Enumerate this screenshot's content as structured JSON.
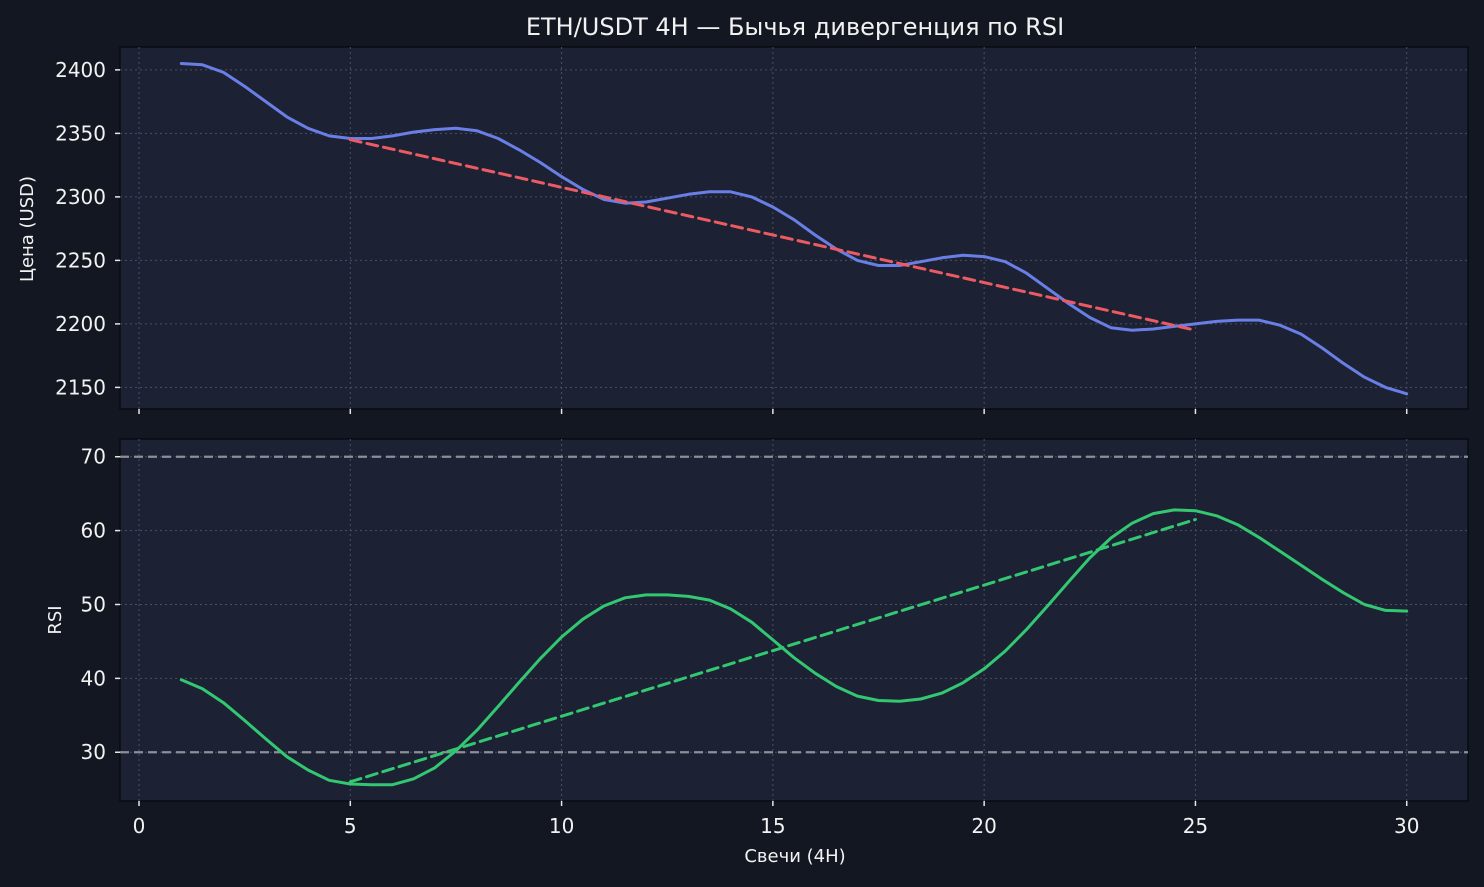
{
  "chart_data": [
    {
      "type": "line",
      "title": "ETH/USDT 4H — Бычья дивергенция по RSI",
      "xlabel": "",
      "ylabel": "Цена (USD)",
      "xlim": [
        -0.45,
        31.45
      ],
      "ylim": [
        2133,
        2418
      ],
      "yticks": [
        2150,
        2200,
        2250,
        2300,
        2350,
        2400
      ],
      "grid": true,
      "colors": {
        "line": "#6a7fe6",
        "trend": "#ec5a63"
      },
      "series": [
        {
          "style": "solid",
          "x": [
            1,
            1.5,
            2,
            2.5,
            3,
            3.5,
            4,
            4.5,
            5,
            5.5,
            6,
            6.5,
            7,
            7.5,
            8,
            8.5,
            9,
            9.5,
            10,
            10.5,
            11,
            11.5,
            12,
            12.5,
            13,
            13.5,
            14,
            14.5,
            15,
            15.5,
            16,
            16.5,
            17,
            17.5,
            18,
            18.5,
            19,
            19.5,
            20,
            20.5,
            21,
            21.5,
            22,
            22.5,
            23,
            23.5,
            24,
            24.5,
            25,
            25.5,
            26,
            26.5,
            27,
            27.5,
            28,
            28.5,
            29,
            29.5,
            30
          ],
          "y": [
            2405,
            2404,
            2398,
            2387,
            2375,
            2363,
            2354,
            2348,
            2346,
            2346,
            2348,
            2351,
            2353,
            2354,
            2352,
            2346,
            2337,
            2327,
            2316,
            2306,
            2298,
            2295,
            2296,
            2299,
            2302,
            2304,
            2304,
            2300,
            2292,
            2282,
            2270,
            2259,
            2250,
            2246,
            2246,
            2249,
            2252,
            2254,
            2253,
            2249,
            2240,
            2228,
            2216,
            2205,
            2197,
            2195,
            2196,
            2198,
            2200,
            2202,
            2203,
            2203,
            2199,
            2192,
            2181,
            2169,
            2158,
            2150,
            2145
          ]
        },
        {
          "style": "dashed",
          "x": [
            5,
            25
          ],
          "y": [
            2345,
            2195
          ]
        }
      ]
    },
    {
      "type": "line",
      "title": "",
      "xlabel": "Свечи (4H)",
      "ylabel": "RSI",
      "xlim": [
        -0.45,
        31.45
      ],
      "ylim": [
        23.4,
        72.4
      ],
      "yticks": [
        30,
        40,
        50,
        60,
        70
      ],
      "xticks": [
        0,
        5,
        10,
        15,
        20,
        25,
        30
      ],
      "reference_lines": [
        70,
        30
      ],
      "grid": true,
      "colors": {
        "line": "#33c772",
        "trend": "#33c772",
        "reference": "#8c8f96"
      },
      "series": [
        {
          "style": "solid",
          "x": [
            1,
            1.5,
            2,
            2.5,
            3,
            3.5,
            4,
            4.5,
            5,
            5.5,
            6,
            6.5,
            7,
            7.5,
            8,
            8.5,
            9,
            9.5,
            10,
            10.5,
            11,
            11.5,
            12,
            12.5,
            13,
            13.5,
            14,
            14.5,
            15,
            15.5,
            16,
            16.5,
            17,
            17.5,
            18,
            18.5,
            19,
            19.5,
            20,
            20.5,
            21,
            21.5,
            22,
            22.5,
            23,
            23.5,
            24,
            24.5,
            25,
            25.5,
            26,
            26.5,
            27,
            27.5,
            28,
            28.5,
            29,
            29.5,
            30
          ],
          "y": [
            39.8,
            38.6,
            36.7,
            34.3,
            31.8,
            29.4,
            27.6,
            26.2,
            25.7,
            25.6,
            25.6,
            26.4,
            27.9,
            30.2,
            33.0,
            36.2,
            39.5,
            42.7,
            45.6,
            48.0,
            49.8,
            50.9,
            51.3,
            51.3,
            51.1,
            50.6,
            49.4,
            47.6,
            45.2,
            42.8,
            40.7,
            38.9,
            37.6,
            37.0,
            36.9,
            37.2,
            38.0,
            39.4,
            41.3,
            43.7,
            46.6,
            49.8,
            53.1,
            56.3,
            59.0,
            61.0,
            62.3,
            62.8,
            62.7,
            62.0,
            60.8,
            59.1,
            57.2,
            55.3,
            53.4,
            51.6,
            50.0,
            49.2,
            49.1
          ]
        },
        {
          "style": "dashed",
          "x": [
            5,
            25
          ],
          "y": [
            26,
            61.5
          ]
        }
      ]
    }
  ]
}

▶ **The task**
Look through the data and gather every line with the string "title" in it.

▶ **Result of the exercise**
      "title": "ETH/USDT 4H — Бычья дивергенция по RSI",
      "title": "",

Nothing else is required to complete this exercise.